Work required
Please copy the data starting with the line containing "station-title: Unwin (fitACF)" and going on through the line containing "power-colorbar-label: Power [dB]", character for character.

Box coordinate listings
____

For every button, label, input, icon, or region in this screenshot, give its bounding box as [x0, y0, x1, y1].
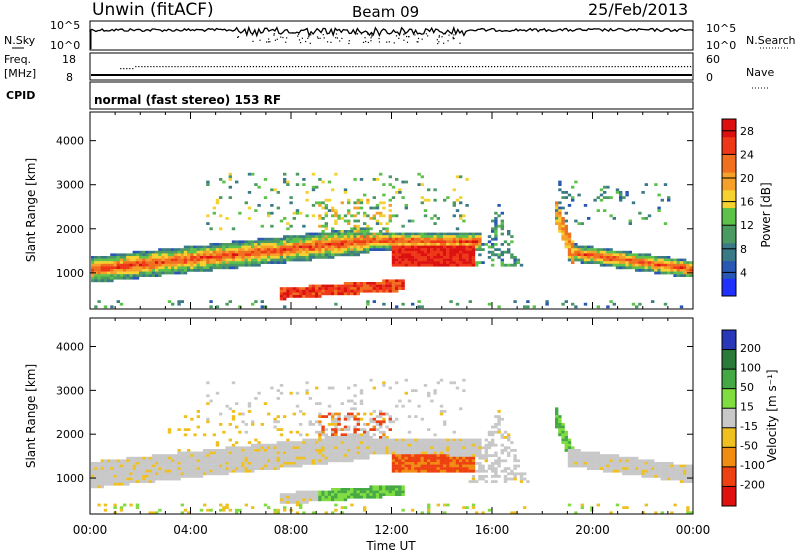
station-title: Unwin (fitACF) [92, 0, 214, 20]
colorbar-tick-label: -50 [740, 440, 758, 453]
colorbar-swatch [722, 278, 736, 297]
freq-unit-label: [MHz] [4, 67, 36, 80]
colorbar-swatch [722, 225, 736, 244]
colorbar-swatch [722, 349, 736, 370]
power-colorbar-label: Power [dB] [759, 182, 773, 247]
power-colorbar: 4 8 12 16 20 24 28 [721, 118, 754, 297]
velocity-axes: 1000 2000 3000 4000 [56, 318, 694, 514]
y-tick-label: 3000 [56, 384, 84, 397]
noise-right-label: N.Search [746, 34, 796, 47]
colorbar-tick-label: 12 [740, 219, 754, 232]
colorbar-swatch [722, 369, 736, 390]
noise-right-tick-high: 10^5 [706, 22, 736, 35]
colorbar-tick-label: 24 [740, 148, 754, 161]
freq-trace [91, 66, 692, 76]
y-tick-label: 1000 [56, 267, 84, 280]
colorbar-swatch [722, 408, 736, 429]
colorbar-tick-label: -100 [740, 459, 765, 472]
colorbar-tick-label: 50 [740, 381, 754, 394]
colorbar-swatch [722, 260, 736, 279]
y-tick-label: 1000 [56, 472, 84, 485]
colorbar-swatch [722, 154, 736, 173]
colorbar-swatch [722, 119, 736, 138]
nave-label: Nave [746, 66, 774, 79]
x-tick-label: 16:00 [475, 523, 510, 537]
y-tick-label: 4000 [56, 135, 84, 148]
colorbar-tick-label: 200 [740, 342, 761, 355]
colorbar-tick-label: -15 [740, 420, 758, 433]
colorbar-tick-label: 100 [740, 361, 761, 374]
freq-tick-low: 8 [66, 71, 73, 84]
y-tick-label: 4000 [56, 341, 84, 354]
colorbar-swatch [722, 172, 736, 191]
y-tick-label: 2000 [56, 428, 84, 441]
x-tick-label: 00:00 [73, 523, 108, 537]
x-axis-label: Time UT [365, 539, 416, 553]
power-heatmap [91, 172, 693, 309]
colorbar-tick-label: 4 [740, 266, 747, 279]
colorbar-tick-label: 8 [740, 243, 747, 256]
noise-right-tick-low: 10^0 [706, 39, 736, 52]
colorbar-tick-label: 28 [740, 125, 754, 138]
freq-tick-high: 18 [62, 53, 76, 66]
colorbar-tick-label: 16 [740, 196, 754, 209]
colorbar-tick-label: 15 [740, 400, 754, 413]
colorbar-swatch [722, 486, 736, 507]
noise-panel: N.Sky 10^5 10^0 10^5 10^0 N.Search [4, 19, 796, 52]
power-axes: 1000 2000 3000 4000 [56, 112, 694, 309]
velocity-y-label: Slant Range [km] [24, 364, 38, 468]
velocity-colorbar-label: Velocity [m s⁻¹] [765, 369, 779, 462]
noise-left-tick-low: 10^0 [50, 39, 80, 52]
colorbar-swatch [722, 466, 736, 487]
colorbar-tick-label: -200 [740, 479, 765, 492]
colorbar-swatch [722, 330, 736, 351]
x-tick-label: 20:00 [575, 523, 610, 537]
noise-trace [89, 25, 694, 49]
y-tick-label: 3000 [56, 179, 84, 192]
velocity-colorbar: 200 100 50 15 -15 -50 -100 -200 [721, 329, 765, 507]
x-tick-labels: 00:00 04:00 08:00 12:00 16:00 20:00 00:00 [73, 523, 711, 537]
noise-left-tick-high: 10^5 [50, 19, 80, 32]
colorbar-swatch [722, 207, 736, 226]
power-y-label: Slant Range [km] [24, 158, 38, 262]
nave-tick-high: 60 [706, 53, 720, 66]
date-title: 25/Feb/2013 [588, 0, 688, 19]
x-tick-label: 00:00 [676, 523, 711, 537]
freq-panel: Freq. [MHz] 18 8 60 0 Nave [4, 52, 774, 89]
cpid-text: normal (fast stereo) 153 RF [94, 93, 281, 107]
x-tick-label: 04:00 [173, 523, 208, 537]
colorbar-swatch [722, 388, 736, 409]
x-tick-label: 12:00 [374, 523, 409, 537]
colorbar-tick-label: 20 [740, 172, 754, 185]
colorbar-swatch [722, 136, 736, 155]
noise-left-label: N.Sky [4, 34, 36, 47]
colorbar-swatch [722, 242, 736, 262]
velocity-panel: 1000 2000 3000 4000 Slant Range [km] 200 100… [24, 317, 779, 515]
colorbar-swatch [722, 427, 736, 448]
nave-tick-low: 0 [706, 71, 713, 84]
freq-label: Freq. [4, 53, 31, 66]
x-tick-label: 08:00 [274, 523, 309, 537]
cpid-panel: CPID normal (fast stereo) 153 RF [6, 81, 694, 110]
power-panel: 1000 2000 3000 4000 Slant Range [km] 4 8 12 16… [24, 111, 773, 310]
y-tick-label: 2000 [56, 223, 84, 236]
beam-title: Beam 09 [352, 3, 419, 21]
colorbar-swatch [722, 447, 736, 468]
cpid-label: CPID [6, 89, 35, 102]
velocity-heatmap [91, 378, 693, 515]
colorbar-swatch [722, 189, 736, 208]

____

Response to this exercise
station-title: Unwin (fitACF) [92, 0, 214, 20]
colorbar-tick-label: -50 [740, 440, 758, 453]
colorbar-swatch [722, 278, 736, 297]
freq-unit-label: [MHz] [4, 67, 36, 80]
colorbar-swatch [722, 225, 736, 244]
colorbar-swatch [722, 349, 736, 370]
power-colorbar-label: Power [dB] [759, 182, 773, 247]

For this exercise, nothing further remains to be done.